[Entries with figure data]
━━━━━━━━

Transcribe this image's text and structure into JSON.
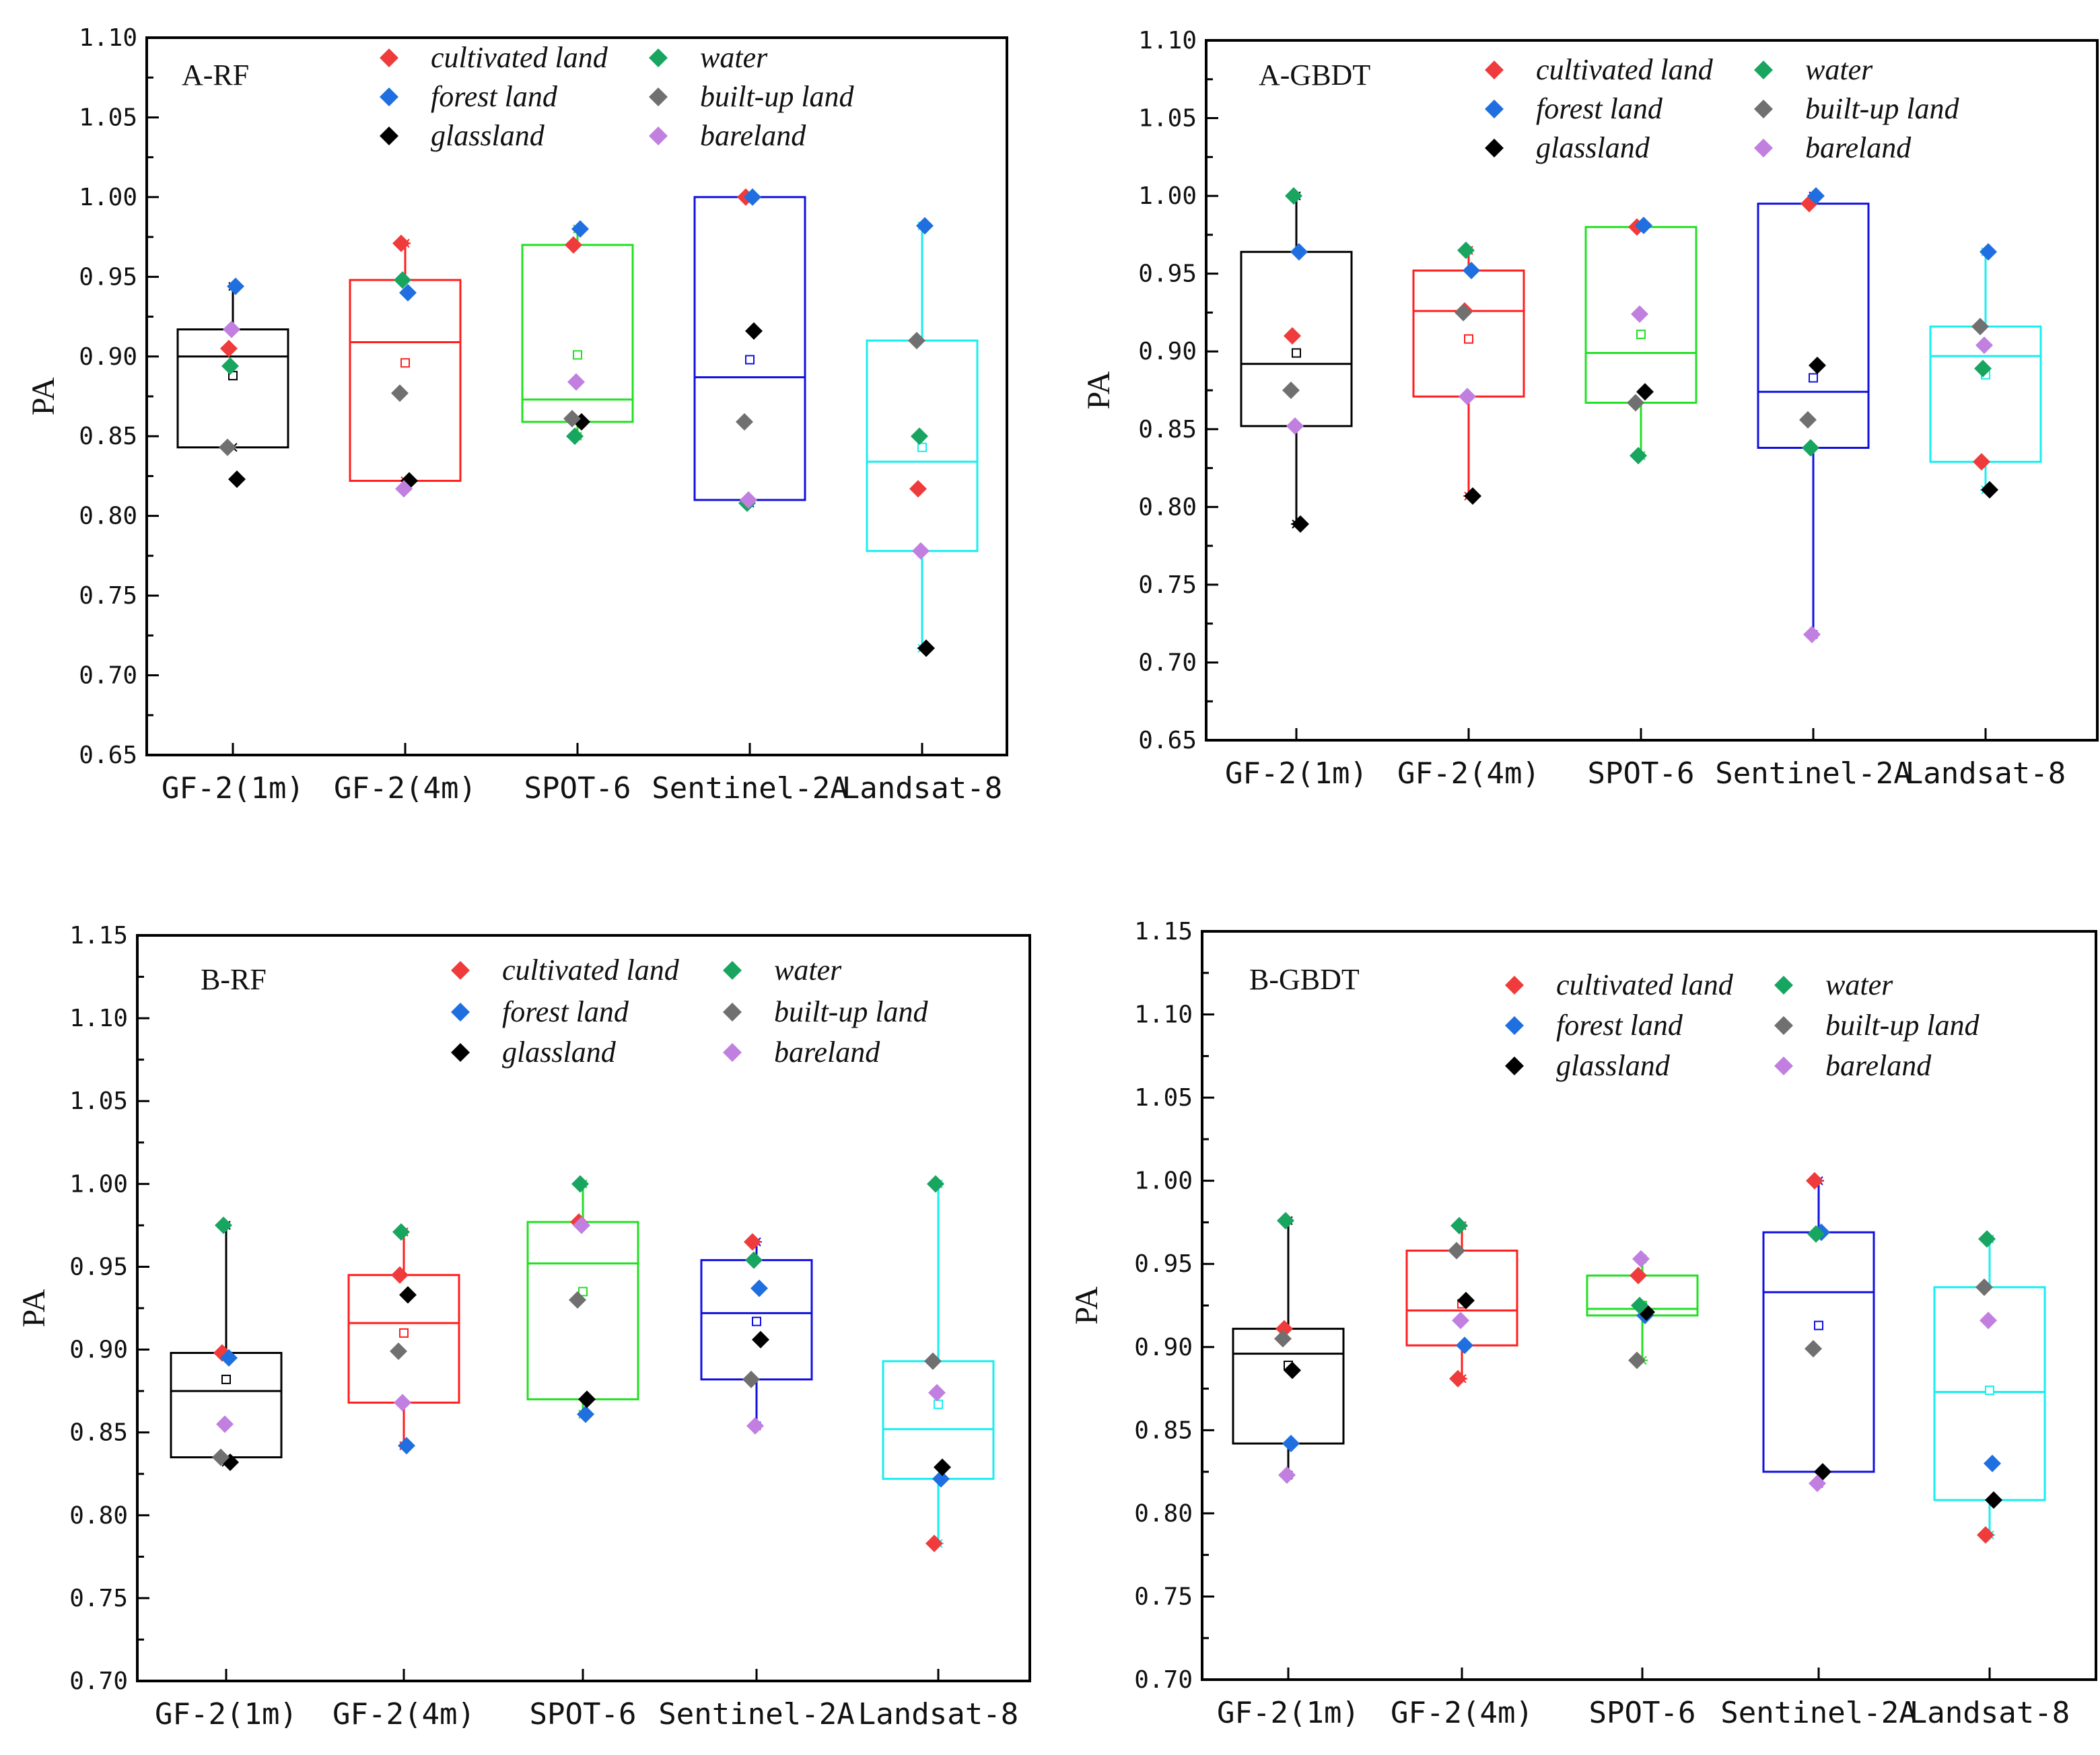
{
  "colors": {
    "cultivated land": "#ef3b3b",
    "forest land": "#1f6fe0",
    "glassland": "#000000",
    "water": "#17a560",
    "built-up land": "#707070",
    "bareland": "#c17fe0",
    "box": [
      "#000000",
      "#ff1e1e",
      "#22e022",
      "#1010e0",
      "#17eef0"
    ]
  },
  "legend": [
    "cultivated land",
    "water",
    "forest land",
    "built-up land",
    "glassland",
    "bareland"
  ],
  "chart_data": [
    {
      "type": "box",
      "title": "A-RF",
      "ylabel": "PA",
      "ylim": [
        0.65,
        1.1
      ],
      "yticks": [
        "0.65",
        "0.70",
        "0.75",
        "0.80",
        "0.85",
        "0.90",
        "0.95",
        "1.00",
        "1.05",
        "1.10"
      ],
      "categories": [
        "GF-2(1m)",
        "GF-2(4m)",
        "SPOT-6",
        "Sentinel-2A",
        "Landsat-8"
      ],
      "boxes": [
        {
          "q1": 0.843,
          "median": 0.9,
          "q3": 0.917,
          "mean": 0.888,
          "whisker_low": 0.843,
          "whisker_high": 0.944
        },
        {
          "q1": 0.822,
          "median": 0.909,
          "q3": 0.948,
          "mean": 0.896,
          "whisker_low": 0.822,
          "whisker_high": 0.971
        },
        {
          "q1": 0.859,
          "median": 0.873,
          "q3": 0.97,
          "mean": 0.901,
          "whisker_low": 0.85,
          "whisker_high": 0.98
        },
        {
          "q1": 0.81,
          "median": 0.887,
          "q3": 1.0,
          "mean": 0.898,
          "whisker_low": 0.808,
          "whisker_high": 1.0
        },
        {
          "q1": 0.778,
          "median": 0.834,
          "q3": 0.91,
          "mean": 0.843,
          "whisker_low": 0.717,
          "whisker_high": 0.982
        }
      ],
      "points": [
        {
          "cultivated land": 0.905,
          "forest land": 0.944,
          "glassland": 0.823,
          "water": 0.894,
          "built-up land": 0.843,
          "bareland": 0.917
        },
        {
          "cultivated land": 0.971,
          "forest land": 0.94,
          "glassland": 0.822,
          "water": 0.948,
          "built-up land": 0.877,
          "bareland": 0.817
        },
        {
          "cultivated land": 0.97,
          "forest land": 0.98,
          "glassland": 0.859,
          "water": 0.85,
          "built-up land": 0.861,
          "bareland": 0.884
        },
        {
          "cultivated land": 1.0,
          "forest land": 1.0,
          "glassland": 0.916,
          "water": 0.808,
          "built-up land": 0.859,
          "bareland": 0.81
        },
        {
          "cultivated land": 0.817,
          "forest land": 0.982,
          "glassland": 0.717,
          "water": 0.85,
          "built-up land": 0.91,
          "bareland": 0.778
        }
      ]
    },
    {
      "type": "box",
      "title": "A-GBDT",
      "ylabel": "PA",
      "ylim": [
        0.65,
        1.1
      ],
      "yticks": [
        "0.65",
        "0.70",
        "0.75",
        "0.80",
        "0.85",
        "0.90",
        "0.95",
        "1.00",
        "1.05",
        "1.10"
      ],
      "categories": [
        "GF-2(1m)",
        "GF-2(4m)",
        "SPOT-6",
        "Sentinel-2A",
        "Landsat-8"
      ],
      "boxes": [
        {
          "q1": 0.852,
          "median": 0.892,
          "q3": 0.964,
          "mean": 0.899,
          "whisker_low": 0.789,
          "whisker_high": 1.0
        },
        {
          "q1": 0.871,
          "median": 0.926,
          "q3": 0.952,
          "mean": 0.908,
          "whisker_low": 0.807,
          "whisker_high": 0.965
        },
        {
          "q1": 0.867,
          "median": 0.899,
          "q3": 0.98,
          "mean": 0.911,
          "whisker_low": 0.833,
          "whisker_high": 0.981
        },
        {
          "q1": 0.838,
          "median": 0.874,
          "q3": 0.995,
          "mean": 0.883,
          "whisker_low": 0.718,
          "whisker_high": 1.0
        },
        {
          "q1": 0.829,
          "median": 0.897,
          "q3": 0.916,
          "mean": 0.885,
          "whisker_low": 0.811,
          "whisker_high": 0.964
        }
      ],
      "points": [
        {
          "cultivated land": 0.91,
          "forest land": 0.964,
          "glassland": 0.789,
          "water": 1.0,
          "built-up land": 0.875,
          "bareland": 0.852
        },
        {
          "cultivated land": 0.926,
          "forest land": 0.952,
          "glassland": 0.807,
          "water": 0.965,
          "built-up land": 0.925,
          "bareland": 0.871
        },
        {
          "cultivated land": 0.98,
          "forest land": 0.981,
          "glassland": 0.874,
          "water": 0.833,
          "built-up land": 0.867,
          "bareland": 0.924
        },
        {
          "cultivated land": 0.995,
          "forest land": 1.0,
          "glassland": 0.891,
          "water": 0.838,
          "built-up land": 0.856,
          "bareland": 0.718
        },
        {
          "cultivated land": 0.829,
          "forest land": 0.964,
          "glassland": 0.811,
          "water": 0.889,
          "built-up land": 0.916,
          "bareland": 0.904
        }
      ]
    },
    {
      "type": "box",
      "title": "B-RF",
      "ylabel": "PA",
      "ylim": [
        0.7,
        1.15
      ],
      "yticks": [
        "0.70",
        "0.75",
        "0.80",
        "0.85",
        "0.90",
        "0.95",
        "1.00",
        "1.05",
        "1.10",
        "1.15"
      ],
      "categories": [
        "GF-2(1m)",
        "GF-2(4m)",
        "SPOT-6",
        "Sentinel-2A",
        "Landsat-8"
      ],
      "boxes": [
        {
          "q1": 0.835,
          "median": 0.875,
          "q3": 0.898,
          "mean": 0.882,
          "whisker_low": 0.832,
          "whisker_high": 0.975
        },
        {
          "q1": 0.868,
          "median": 0.916,
          "q3": 0.945,
          "mean": 0.91,
          "whisker_low": 0.842,
          "whisker_high": 0.971
        },
        {
          "q1": 0.87,
          "median": 0.952,
          "q3": 0.977,
          "mean": 0.935,
          "whisker_low": 0.861,
          "whisker_high": 1.0
        },
        {
          "q1": 0.882,
          "median": 0.922,
          "q3": 0.954,
          "mean": 0.917,
          "whisker_low": 0.854,
          "whisker_high": 0.965
        },
        {
          "q1": 0.822,
          "median": 0.852,
          "q3": 0.893,
          "mean": 0.867,
          "whisker_low": 0.783,
          "whisker_high": 1.0
        }
      ],
      "points": [
        {
          "cultivated land": 0.898,
          "forest land": 0.895,
          "glassland": 0.832,
          "water": 0.975,
          "built-up land": 0.835,
          "bareland": 0.855
        },
        {
          "cultivated land": 0.945,
          "forest land": 0.842,
          "glassland": 0.933,
          "water": 0.971,
          "built-up land": 0.899,
          "bareland": 0.868
        },
        {
          "cultivated land": 0.977,
          "forest land": 0.861,
          "glassland": 0.87,
          "water": 1.0,
          "built-up land": 0.93,
          "bareland": 0.975
        },
        {
          "cultivated land": 0.965,
          "forest land": 0.937,
          "glassland": 0.906,
          "water": 0.954,
          "built-up land": 0.882,
          "bareland": 0.854
        },
        {
          "cultivated land": 0.783,
          "forest land": 0.822,
          "glassland": 0.829,
          "water": 1.0,
          "built-up land": 0.893,
          "bareland": 0.874
        }
      ]
    },
    {
      "type": "box",
      "title": "B-GBDT",
      "ylabel": "PA",
      "ylim": [
        0.7,
        1.15
      ],
      "yticks": [
        "0.70",
        "0.75",
        "0.80",
        "0.85",
        "0.90",
        "0.95",
        "1.00",
        "1.05",
        "1.10",
        "1.15"
      ],
      "categories": [
        "GF-2(1m)",
        "GF-2(4m)",
        "SPOT-6",
        "Sentinel-2A",
        "Landsat-8"
      ],
      "boxes": [
        {
          "q1": 0.842,
          "median": 0.896,
          "q3": 0.911,
          "mean": 0.889,
          "whisker_low": 0.823,
          "whisker_high": 0.976
        },
        {
          "q1": 0.901,
          "median": 0.922,
          "q3": 0.958,
          "mean": 0.926,
          "whisker_low": 0.881,
          "whisker_high": 0.973
        },
        {
          "q1": 0.919,
          "median": 0.923,
          "q3": 0.943,
          "mean": 0.925,
          "whisker_low": 0.892,
          "whisker_high": 0.953
        },
        {
          "q1": 0.825,
          "median": 0.933,
          "q3": 0.969,
          "mean": 0.913,
          "whisker_low": 0.818,
          "whisker_high": 1.0
        },
        {
          "q1": 0.808,
          "median": 0.873,
          "q3": 0.936,
          "mean": 0.874,
          "whisker_low": 0.787,
          "whisker_high": 0.965
        }
      ],
      "points": [
        {
          "cultivated land": 0.911,
          "forest land": 0.842,
          "glassland": 0.886,
          "water": 0.976,
          "built-up land": 0.905,
          "bareland": 0.823
        },
        {
          "cultivated land": 0.881,
          "forest land": 0.901,
          "glassland": 0.928,
          "water": 0.973,
          "built-up land": 0.958,
          "bareland": 0.916
        },
        {
          "cultivated land": 0.943,
          "forest land": 0.919,
          "glassland": 0.921,
          "water": 0.925,
          "built-up land": 0.892,
          "bareland": 0.953
        },
        {
          "cultivated land": 1.0,
          "forest land": 0.969,
          "glassland": 0.825,
          "water": 0.968,
          "built-up land": 0.899,
          "bareland": 0.818
        },
        {
          "cultivated land": 0.787,
          "forest land": 0.83,
          "glassland": 0.808,
          "water": 0.965,
          "built-up land": 0.936,
          "bareland": 0.916
        }
      ]
    }
  ]
}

━━━━━━━━

● Set exercise: Within the data above, pick out all lines holding the word "title".

● Output for this exercise:
      "title": "A-RF",
      "title": "A-GBDT",
      "title": "B-RF",
      "title": "B-GBDT",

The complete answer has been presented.